- [Document section]
▼
The evolution of δ¹⁸O and δ²H in the warm sector shows a pattern opposite to d. Due to the similarity of the variability in δ¹⁸O and δ²H only a description of δ¹⁸O is given in the following. δ¹⁸O shows larger values in the warm sector, with the highest values lying in the regions CF and WF (see Supplement Fig. S4). A prominent feature is very low δ¹⁸O values along the fronts showing the imprint of frontal precipitation along the warm front (and less strongly along the cold front), most likely due to below-cloud interaction. These low-δ¹⁸O regions overlap with regions of high d.

To understand which processes are most important for these specific isotopic patters and especially for the low d values seen in the warm sector, the evolution of SWIs in water vapour is analysed by using the COSMO_iso trajectories and by applying the single-process APMs in the following.

4.3 Application of the single-process APMs along the COSMO_iso trajectories

The single-process APMs introduced in Sect. 3 simulate the effect of three processes on the isotopic composition of water vapour in an air parcel during transport: (1) decreasing d due to ocean evaporation during the movement over a negative SST gradient is simulated with APM_evap. (2) If the air parcel becomes supersaturated (h_s>1.0), d decreases due to dew deposition, which is simulated with APM_dew. (3) The formation of cloud droplets during a moist-adiabatic ascent of an air parcel can also lead to a decrease in d as simulated with APM_ray. In the following, the d evolution along COSMO_iso trajectories is compared to these APM simulations to assess if the single-process APMs are able to simulate the specific changes in d seen along the COSMO_iso trajectories.

The evolution of SWIs along the trajectories together with the APM evolutions is studied in d–q_a and d–δ¹⁸O phase space diagrams (see Fig. 2). Figure 9a and c show the evolution of d and q_a along 4 d trajectories arriving in region WF. Four days before arrival, these trajectories were situated in an evaporative environment and experienced an increase in d and q_a simultaneously with increasing ocean evaporation. d peaks, on average, 34 h before arrival and starts to decrease while q_a is still increasing. On average, 18 h before arrival, q_a peaks and starts decreasing thereafter. Shortly before arrival, some trajectories see again an increase in d by a few per mille to a final d of −4.8 [−8.4, −2.0] ‰ (the brackets denote the 25th to 75th percentile range). The trajectories arriving in region CF (Fig. 9b, d) show a similar d and q_a evolution in the 4 d before arrival as the ones arriving in region WF. The main differences are a higher maximum in q_a and two local minima in d. A first minimum in d is seen, on average, 40 h before arrival when the trajectories pass the low-d region behind the warm front in the warm sector of the forming meso-cyclone (compare Figs. 5a and 7a). A second minimum occurs upon arrival when the trajectories enter the low-d region ahead of the cold front.
▲
- [Data listing]
▼
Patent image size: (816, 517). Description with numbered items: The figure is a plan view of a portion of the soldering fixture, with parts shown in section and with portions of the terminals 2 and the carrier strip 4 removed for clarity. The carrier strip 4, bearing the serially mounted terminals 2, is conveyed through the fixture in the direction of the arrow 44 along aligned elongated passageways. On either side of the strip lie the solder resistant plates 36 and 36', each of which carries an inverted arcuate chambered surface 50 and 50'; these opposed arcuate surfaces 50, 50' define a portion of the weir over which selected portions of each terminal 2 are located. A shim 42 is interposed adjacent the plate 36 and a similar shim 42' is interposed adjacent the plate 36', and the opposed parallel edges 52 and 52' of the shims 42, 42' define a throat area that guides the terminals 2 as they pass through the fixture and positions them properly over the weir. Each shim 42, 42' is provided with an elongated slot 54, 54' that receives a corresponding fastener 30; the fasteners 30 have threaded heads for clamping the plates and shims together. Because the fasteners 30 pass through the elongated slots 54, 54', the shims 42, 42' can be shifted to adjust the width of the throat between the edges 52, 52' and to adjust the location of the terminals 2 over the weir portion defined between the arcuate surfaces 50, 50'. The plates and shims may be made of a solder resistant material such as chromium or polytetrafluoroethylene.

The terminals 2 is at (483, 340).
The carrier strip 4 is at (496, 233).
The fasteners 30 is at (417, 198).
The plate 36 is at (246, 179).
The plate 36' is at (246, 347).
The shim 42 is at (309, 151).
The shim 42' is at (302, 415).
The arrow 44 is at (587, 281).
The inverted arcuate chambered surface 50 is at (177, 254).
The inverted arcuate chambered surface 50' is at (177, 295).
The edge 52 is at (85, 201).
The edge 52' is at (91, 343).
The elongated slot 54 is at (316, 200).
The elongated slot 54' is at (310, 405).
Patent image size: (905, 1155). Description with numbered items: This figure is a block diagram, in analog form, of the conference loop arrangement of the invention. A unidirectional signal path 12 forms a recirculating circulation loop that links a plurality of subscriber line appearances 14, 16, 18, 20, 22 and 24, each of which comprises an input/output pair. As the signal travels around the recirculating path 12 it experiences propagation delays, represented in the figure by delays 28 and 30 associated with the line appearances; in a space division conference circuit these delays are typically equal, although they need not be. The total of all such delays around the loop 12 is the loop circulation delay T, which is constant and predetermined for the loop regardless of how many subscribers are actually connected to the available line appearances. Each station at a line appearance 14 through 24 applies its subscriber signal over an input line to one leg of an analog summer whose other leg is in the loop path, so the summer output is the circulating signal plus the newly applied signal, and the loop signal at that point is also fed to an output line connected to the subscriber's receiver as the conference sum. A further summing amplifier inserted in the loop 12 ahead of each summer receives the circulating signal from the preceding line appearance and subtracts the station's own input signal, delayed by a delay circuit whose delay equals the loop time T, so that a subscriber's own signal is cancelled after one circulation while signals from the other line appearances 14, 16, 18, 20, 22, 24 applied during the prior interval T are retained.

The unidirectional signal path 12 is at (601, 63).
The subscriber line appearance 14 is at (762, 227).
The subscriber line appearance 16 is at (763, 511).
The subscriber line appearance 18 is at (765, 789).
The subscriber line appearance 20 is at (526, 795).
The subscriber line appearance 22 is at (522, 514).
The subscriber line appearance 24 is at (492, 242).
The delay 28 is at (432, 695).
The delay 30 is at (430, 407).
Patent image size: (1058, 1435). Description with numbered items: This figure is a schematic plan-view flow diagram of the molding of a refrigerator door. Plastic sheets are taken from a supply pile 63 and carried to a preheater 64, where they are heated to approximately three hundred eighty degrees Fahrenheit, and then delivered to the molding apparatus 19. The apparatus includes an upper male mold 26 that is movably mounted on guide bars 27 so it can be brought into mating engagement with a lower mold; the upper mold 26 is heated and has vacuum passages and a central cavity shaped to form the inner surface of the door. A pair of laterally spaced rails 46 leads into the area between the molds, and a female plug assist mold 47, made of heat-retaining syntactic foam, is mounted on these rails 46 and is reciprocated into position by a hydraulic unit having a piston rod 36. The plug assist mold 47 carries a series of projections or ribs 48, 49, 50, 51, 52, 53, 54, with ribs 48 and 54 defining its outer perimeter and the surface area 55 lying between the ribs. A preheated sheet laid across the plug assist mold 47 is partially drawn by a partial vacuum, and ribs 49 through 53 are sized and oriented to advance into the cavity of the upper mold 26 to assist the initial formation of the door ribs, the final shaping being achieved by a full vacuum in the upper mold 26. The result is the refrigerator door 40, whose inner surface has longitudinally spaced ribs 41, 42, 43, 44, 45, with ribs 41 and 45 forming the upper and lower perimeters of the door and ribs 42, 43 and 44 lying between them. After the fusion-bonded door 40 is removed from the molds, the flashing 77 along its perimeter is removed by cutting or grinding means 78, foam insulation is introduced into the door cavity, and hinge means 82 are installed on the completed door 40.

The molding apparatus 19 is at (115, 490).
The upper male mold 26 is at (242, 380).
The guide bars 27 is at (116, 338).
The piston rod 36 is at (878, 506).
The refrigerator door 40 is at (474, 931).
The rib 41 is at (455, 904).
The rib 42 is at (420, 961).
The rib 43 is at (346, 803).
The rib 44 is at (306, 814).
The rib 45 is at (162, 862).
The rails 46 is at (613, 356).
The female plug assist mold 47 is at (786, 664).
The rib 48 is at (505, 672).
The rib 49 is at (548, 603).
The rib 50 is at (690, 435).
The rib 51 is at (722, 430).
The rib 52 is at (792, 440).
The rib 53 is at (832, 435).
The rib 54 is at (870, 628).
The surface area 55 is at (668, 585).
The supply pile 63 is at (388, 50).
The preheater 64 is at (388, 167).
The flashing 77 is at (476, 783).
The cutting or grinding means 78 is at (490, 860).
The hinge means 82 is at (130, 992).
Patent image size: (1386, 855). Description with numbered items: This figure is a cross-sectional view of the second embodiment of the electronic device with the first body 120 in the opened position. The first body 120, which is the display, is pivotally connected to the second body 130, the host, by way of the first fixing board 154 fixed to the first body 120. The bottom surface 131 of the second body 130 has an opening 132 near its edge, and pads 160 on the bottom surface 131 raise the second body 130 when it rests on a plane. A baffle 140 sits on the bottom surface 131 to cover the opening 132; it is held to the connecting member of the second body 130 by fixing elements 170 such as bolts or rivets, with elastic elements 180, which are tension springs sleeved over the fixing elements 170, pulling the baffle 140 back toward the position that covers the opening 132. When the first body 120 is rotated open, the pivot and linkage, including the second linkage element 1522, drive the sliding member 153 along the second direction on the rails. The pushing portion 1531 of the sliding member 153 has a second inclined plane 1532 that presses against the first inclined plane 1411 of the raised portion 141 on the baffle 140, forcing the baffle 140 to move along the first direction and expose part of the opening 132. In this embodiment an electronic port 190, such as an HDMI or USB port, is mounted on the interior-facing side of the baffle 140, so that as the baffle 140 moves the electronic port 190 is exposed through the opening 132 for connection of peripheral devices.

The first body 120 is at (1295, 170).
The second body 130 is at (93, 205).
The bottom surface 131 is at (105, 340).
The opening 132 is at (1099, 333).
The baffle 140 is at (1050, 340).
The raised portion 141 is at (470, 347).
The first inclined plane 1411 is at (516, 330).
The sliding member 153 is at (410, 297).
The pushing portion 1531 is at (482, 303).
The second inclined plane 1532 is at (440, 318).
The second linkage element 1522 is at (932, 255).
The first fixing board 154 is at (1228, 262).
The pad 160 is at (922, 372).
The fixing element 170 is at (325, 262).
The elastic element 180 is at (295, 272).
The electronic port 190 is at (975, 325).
▲
- [Tasks and exercises]
- 1) Do the following statements agree with the isotope passage? Answer yes or no for each, and quote the words of the passage that decide it.
(a) The highest δ¹⁸O values lie in regions CF and WF.
(b) The low δ¹⁸O values from frontal precipitation are more pronounced along the cold front than along the warm front.
(c) For trajectories arriving in region WF, d peaks later than q_a does.
- 2) Answer these questions from the isotope passage, one answer per line, each marked with its letter.
(a) Which single-process APM simulates the decrease in d due to dew deposition?
(b) What final d do the trajectories arriving in region WF reach?
(c) On average, how many hours before arrival do trajectories arriving in region CF show their first minimum in d?
- 3) Continue the isotope passage, starting right after its final sentence.

- [Task-by-task answers]
- 1)
(a) Yes: "with the highest values lying in the regions CF and WF"
(b) No: "along the warm front (and less strongly along the cold front)"
(c) No: "d peaks, on average, 34 h before arrival" and "On average, 18 h before arrival, q_a peaks"

- 2)
(a) APM_dew
(b) −4.8 [−8.4, −2.0] ‰, with the brackets giving the 25th to 75th percentile range
(c) 40 h

- 3)
The variations in d and δ¹⁸O along the trajectories follows specific patters, which are also seen in idealised APM simulations. The decrease in d while q_a is still increasing follows a similar pattern as seen with the APM_evap (dashed lines in Fig. 9c, d). The following decrease in d with a simultaneous decrease in q_a follows a similar pattern as the idealised APM_dew simulations (solid lines in 9c, d). These idealised simulations use a prescribed q_a and SST evolution as introduced in Sect. 3.1 and 3.2. For both APM_evap and APM_dew, the idealised simulations show a similar behaviour in the q_a–d phase space as the trajectories but do not cover the entire range of values simulated along the COSMO_iso trajectories. In particular, the lowest d values along the trajectories are not reproduced by the idealised APM simulations. AMP_ray (dotted lines in Fig. 9c, d) simulations show a too weak decrease in d to explain changes in d and q_a along the trajectories arriving in regions WF and CF.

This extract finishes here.